● **GOAL**: Could you quote every one of the entries below word for word, line by line?
━━━━━━━━━━━━━━━━
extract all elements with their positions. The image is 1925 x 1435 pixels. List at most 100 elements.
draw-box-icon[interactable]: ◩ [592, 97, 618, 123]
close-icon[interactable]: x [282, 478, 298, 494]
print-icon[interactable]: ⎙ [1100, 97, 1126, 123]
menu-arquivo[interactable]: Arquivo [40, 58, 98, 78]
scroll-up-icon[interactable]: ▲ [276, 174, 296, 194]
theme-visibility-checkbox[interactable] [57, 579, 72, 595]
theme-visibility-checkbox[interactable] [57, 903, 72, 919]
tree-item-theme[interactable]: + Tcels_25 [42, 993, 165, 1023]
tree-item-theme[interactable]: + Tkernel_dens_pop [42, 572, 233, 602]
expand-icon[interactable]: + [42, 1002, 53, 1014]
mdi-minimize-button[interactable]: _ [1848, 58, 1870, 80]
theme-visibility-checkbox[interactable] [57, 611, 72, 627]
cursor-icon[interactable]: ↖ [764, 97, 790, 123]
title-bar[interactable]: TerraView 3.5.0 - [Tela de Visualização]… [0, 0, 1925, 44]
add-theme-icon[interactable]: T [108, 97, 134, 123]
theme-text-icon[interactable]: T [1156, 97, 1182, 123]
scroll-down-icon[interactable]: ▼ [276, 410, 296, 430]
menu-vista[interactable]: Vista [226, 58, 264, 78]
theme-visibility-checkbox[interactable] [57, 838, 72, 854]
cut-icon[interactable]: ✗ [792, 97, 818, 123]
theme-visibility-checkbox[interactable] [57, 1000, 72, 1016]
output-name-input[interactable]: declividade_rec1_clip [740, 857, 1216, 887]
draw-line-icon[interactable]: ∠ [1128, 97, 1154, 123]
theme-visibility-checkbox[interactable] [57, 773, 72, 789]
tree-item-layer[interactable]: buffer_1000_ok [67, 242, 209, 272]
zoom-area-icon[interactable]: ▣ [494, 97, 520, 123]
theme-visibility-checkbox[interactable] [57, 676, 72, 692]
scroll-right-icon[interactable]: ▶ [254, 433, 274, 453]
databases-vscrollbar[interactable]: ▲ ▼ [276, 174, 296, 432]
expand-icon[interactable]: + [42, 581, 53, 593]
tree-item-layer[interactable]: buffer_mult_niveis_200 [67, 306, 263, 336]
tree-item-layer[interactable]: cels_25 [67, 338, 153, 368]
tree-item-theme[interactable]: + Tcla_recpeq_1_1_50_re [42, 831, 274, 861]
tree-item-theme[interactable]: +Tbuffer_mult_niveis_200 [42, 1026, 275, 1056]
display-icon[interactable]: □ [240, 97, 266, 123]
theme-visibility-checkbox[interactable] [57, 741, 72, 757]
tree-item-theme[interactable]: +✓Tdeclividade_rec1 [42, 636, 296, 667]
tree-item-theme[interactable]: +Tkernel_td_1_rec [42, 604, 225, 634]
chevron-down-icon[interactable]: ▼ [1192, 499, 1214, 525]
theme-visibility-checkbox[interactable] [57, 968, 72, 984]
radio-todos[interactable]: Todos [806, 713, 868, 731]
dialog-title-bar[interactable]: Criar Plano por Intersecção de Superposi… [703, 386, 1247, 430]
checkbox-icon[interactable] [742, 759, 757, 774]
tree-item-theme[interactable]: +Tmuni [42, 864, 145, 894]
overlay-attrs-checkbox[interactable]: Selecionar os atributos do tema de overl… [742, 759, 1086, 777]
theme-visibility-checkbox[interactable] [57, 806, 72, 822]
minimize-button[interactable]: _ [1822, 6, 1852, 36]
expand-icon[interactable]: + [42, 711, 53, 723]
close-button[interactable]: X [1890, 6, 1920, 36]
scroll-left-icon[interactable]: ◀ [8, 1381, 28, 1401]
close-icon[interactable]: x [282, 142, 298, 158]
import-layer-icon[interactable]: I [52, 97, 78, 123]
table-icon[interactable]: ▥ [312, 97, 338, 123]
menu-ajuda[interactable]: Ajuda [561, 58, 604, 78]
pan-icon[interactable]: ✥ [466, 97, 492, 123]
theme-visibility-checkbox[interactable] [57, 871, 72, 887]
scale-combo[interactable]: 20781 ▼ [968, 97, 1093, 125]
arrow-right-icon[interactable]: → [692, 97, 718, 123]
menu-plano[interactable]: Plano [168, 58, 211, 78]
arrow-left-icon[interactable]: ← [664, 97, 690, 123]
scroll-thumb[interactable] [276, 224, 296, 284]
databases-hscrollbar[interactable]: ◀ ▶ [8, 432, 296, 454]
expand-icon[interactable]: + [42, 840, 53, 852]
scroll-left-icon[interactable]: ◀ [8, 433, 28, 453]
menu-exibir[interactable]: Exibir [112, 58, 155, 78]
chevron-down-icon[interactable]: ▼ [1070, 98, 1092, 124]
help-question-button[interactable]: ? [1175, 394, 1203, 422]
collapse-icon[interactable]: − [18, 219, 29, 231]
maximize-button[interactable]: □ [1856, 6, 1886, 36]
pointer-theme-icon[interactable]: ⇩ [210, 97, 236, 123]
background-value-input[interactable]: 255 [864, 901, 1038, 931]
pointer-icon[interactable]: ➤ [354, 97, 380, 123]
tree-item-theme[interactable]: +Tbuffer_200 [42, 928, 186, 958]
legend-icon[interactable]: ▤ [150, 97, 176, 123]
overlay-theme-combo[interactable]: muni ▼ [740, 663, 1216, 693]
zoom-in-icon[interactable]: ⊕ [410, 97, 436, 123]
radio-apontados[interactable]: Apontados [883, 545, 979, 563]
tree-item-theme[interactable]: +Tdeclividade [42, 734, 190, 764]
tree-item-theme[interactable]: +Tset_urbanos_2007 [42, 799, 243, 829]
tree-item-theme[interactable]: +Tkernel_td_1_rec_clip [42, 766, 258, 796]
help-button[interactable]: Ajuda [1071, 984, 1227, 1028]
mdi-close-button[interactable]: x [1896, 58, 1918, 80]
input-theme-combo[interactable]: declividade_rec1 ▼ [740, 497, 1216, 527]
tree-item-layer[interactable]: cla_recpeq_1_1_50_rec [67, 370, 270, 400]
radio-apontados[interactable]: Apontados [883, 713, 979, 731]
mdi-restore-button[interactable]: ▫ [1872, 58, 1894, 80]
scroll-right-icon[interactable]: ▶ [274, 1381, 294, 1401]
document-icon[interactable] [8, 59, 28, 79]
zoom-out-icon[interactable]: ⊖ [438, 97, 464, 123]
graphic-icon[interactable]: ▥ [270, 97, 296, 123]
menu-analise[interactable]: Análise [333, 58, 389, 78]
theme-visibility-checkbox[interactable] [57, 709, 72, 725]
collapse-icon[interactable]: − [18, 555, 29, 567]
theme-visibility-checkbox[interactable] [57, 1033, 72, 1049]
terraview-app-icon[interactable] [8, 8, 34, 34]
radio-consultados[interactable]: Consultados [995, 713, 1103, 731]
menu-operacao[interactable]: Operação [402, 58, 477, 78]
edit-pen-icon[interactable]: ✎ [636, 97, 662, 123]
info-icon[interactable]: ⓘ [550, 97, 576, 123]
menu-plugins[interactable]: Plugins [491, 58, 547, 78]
━━━━━━━━━━━━━━━━
● **RESULT**:
extract all elements with their positions. The image is 1925 x 1435 pixels. List at most 100 elements.
draw-box-icon[interactable]: ◩ [592, 97, 618, 123]
close-icon[interactable]: x [282, 478, 298, 494]
print-icon[interactable]: ⎙ [1100, 97, 1126, 123]
menu-arquivo[interactable]: Arquivo [40, 58, 98, 78]
scroll-up-icon[interactable]: ▲ [276, 174, 296, 194]
theme-visibility-checkbox[interactable] [57, 579, 72, 595]
theme-visibility-checkbox[interactable] [57, 903, 72, 919]
tree-item-theme[interactable]: + Tcels_25 [42, 993, 165, 1023]
tree-item-theme[interactable]: + Tkernel_dens_pop [42, 572, 233, 602]
expand-icon[interactable]: + [42, 1002, 53, 1014]
mdi-minimize-button[interactable]: _ [1848, 58, 1870, 80]
theme-visibility-checkbox[interactable] [57, 611, 72, 627]
cursor-icon[interactable]: ↖ [764, 97, 790, 123]
title-bar[interactable]: TerraView 3.5.0 - [Tela de Visualização]… [0, 0, 1925, 44]
add-theme-icon[interactable]: T [108, 97, 134, 123]
theme-text-icon[interactable]: T [1156, 97, 1182, 123]
scroll-down-icon[interactable]: ▼ [276, 410, 296, 430]
menu-vista[interactable]: Vista [226, 58, 264, 78]
theme-visibility-checkbox[interactable] [57, 838, 72, 854]
cut-icon[interactable]: ✗ [792, 97, 818, 123]
theme-visibility-checkbox[interactable] [57, 1000, 72, 1016]
output-name-input[interactable]: declividade_rec1_clip [740, 857, 1216, 887]
draw-line-icon[interactable]: ∠ [1128, 97, 1154, 123]
theme-visibility-checkbox[interactable] [57, 773, 72, 789]
tree-item-layer[interactable]: buffer_1000_ok [67, 242, 209, 272]
zoom-area-icon[interactable]: ▣ [494, 97, 520, 123]
theme-visibility-checkbox[interactable] [57, 676, 72, 692]
scroll-right-icon[interactable]: ▶ [254, 433, 274, 453]
databases-vscrollbar[interactable]: ▲ ▼ [276, 174, 296, 432]
expand-icon[interactable]: + [42, 581, 53, 593]
tree-item-layer[interactable]: buffer_mult_niveis_200 [67, 306, 263, 336]
tree-item-layer[interactable]: cels_25 [67, 338, 153, 368]
tree-item-theme[interactable]: + Tcla_recpeq_1_1_50_re [42, 831, 274, 861]
tree-item-theme[interactable]: +Tbuffer_mult_niveis_200 [42, 1026, 275, 1056]
display-icon[interactable]: □ [240, 97, 266, 123]
theme-visibility-checkbox[interactable] [57, 741, 72, 757]
tree-item-theme[interactable]: +✓Tdeclividade_rec1 [42, 636, 296, 667]
tree-item-theme[interactable]: +Tkernel_td_1_rec [42, 604, 225, 634]
chevron-down-icon[interactable]: ▼ [1192, 499, 1214, 525]
theme-visibility-checkbox[interactable] [57, 968, 72, 984]
radio-todos[interactable]: Todos [806, 713, 868, 731]
dialog-title-bar[interactable]: Criar Plano por Intersecção de Superposi… [703, 386, 1247, 430]
checkbox-icon[interactable] [742, 759, 757, 774]
tree-item-theme[interactable]: +Tmuni [42, 864, 145, 894]
overlay-attrs-checkbox[interactable]: Selecionar os atributos do tema de overl… [742, 759, 1086, 777]
theme-visibility-checkbox[interactable] [57, 806, 72, 822]
minimize-button[interactable]: _ [1822, 6, 1852, 36]
expand-icon[interactable]: + [42, 711, 53, 723]
close-button[interactable]: X [1890, 6, 1920, 36]
scroll-left-icon[interactable]: ◀ [8, 1381, 28, 1401]
close-icon[interactable]: x [282, 142, 298, 158]
import-layer-icon[interactable]: I [52, 97, 78, 123]
table-icon[interactable]: ▥ [312, 97, 338, 123]
menu-ajuda[interactable]: Ajuda [561, 58, 604, 78]
pan-icon[interactable]: ✥ [466, 97, 492, 123]
theme-visibility-checkbox[interactable] [57, 871, 72, 887]
scale-combo[interactable]: 20781 ▼ [968, 97, 1093, 125]
arrow-right-icon[interactable]: → [692, 97, 718, 123]
menu-plano[interactable]: Plano [168, 58, 211, 78]
arrow-left-icon[interactable]: ← [664, 97, 690, 123]
scroll-thumb[interactable] [276, 224, 296, 284]
databases-hscrollbar[interactable]: ◀ ▶ [8, 432, 296, 454]
expand-icon[interactable]: + [42, 840, 53, 852]
scroll-left-icon[interactable]: ◀ [8, 433, 28, 453]
menu-exibir[interactable]: Exibir [112, 58, 155, 78]
chevron-down-icon[interactable]: ▼ [1070, 98, 1092, 124]
help-question-button[interactable]: ? [1175, 394, 1203, 422]
collapse-icon[interactable]: − [18, 219, 29, 231]
maximize-button[interactable]: □ [1856, 6, 1886, 36]
pointer-theme-icon[interactable]: ⇩ [210, 97, 236, 123]
background-value-input[interactable]: 255 [864, 901, 1038, 931]
pointer-icon[interactable]: ➤ [354, 97, 380, 123]
tree-item-theme[interactable]: +Tbuffer_200 [42, 928, 186, 958]
legend-icon[interactable]: ▤ [150, 97, 176, 123]
overlay-theme-combo[interactable]: muni ▼ [740, 663, 1216, 693]
zoom-in-icon[interactable]: ⊕ [410, 97, 436, 123]
radio-apontados[interactable]: Apontados [883, 545, 979, 563]
tree-item-theme[interactable]: +Tdeclividade [42, 734, 190, 764]
tree-item-theme[interactable]: +Tset_urbanos_2007 [42, 799, 243, 829]
tree-item-theme[interactable]: +Tkernel_td_1_rec_clip [42, 766, 258, 796]
help-button[interactable]: Ajuda [1071, 984, 1227, 1028]
mdi-close-button[interactable]: x [1896, 58, 1918, 80]
input-theme-combo[interactable]: declividade_rec1 ▼ [740, 497, 1216, 527]
tree-item-layer[interactable]: cla_recpeq_1_1_50_rec [67, 370, 270, 400]
radio-apontados[interactable]: Apontados [883, 713, 979, 731]
mdi-restore-button[interactable]: ▫ [1872, 58, 1894, 80]
scroll-right-icon[interactable]: ▶ [274, 1381, 294, 1401]
document-icon[interactable] [8, 59, 28, 79]
zoom-out-icon[interactable]: ⊖ [438, 97, 464, 123]
graphic-icon[interactable]: ▥ [270, 97, 296, 123]
menu-analise[interactable]: Análise [333, 58, 389, 78]
theme-visibility-checkbox[interactable] [57, 709, 72, 725]
collapse-icon[interactable]: − [18, 555, 29, 567]
theme-visibility-checkbox[interactable] [57, 1033, 72, 1049]
terraview-app-icon[interactable] [8, 8, 34, 34]
radio-consultados[interactable]: Consultados [995, 713, 1103, 731]
menu-operacao[interactable]: Operação [402, 58, 477, 78]
edit-pen-icon[interactable]: ✎ [636, 97, 662, 123]
info-icon[interactable]: ⓘ [550, 97, 576, 123]
menu-plugins[interactable]: Plugins [491, 58, 547, 78]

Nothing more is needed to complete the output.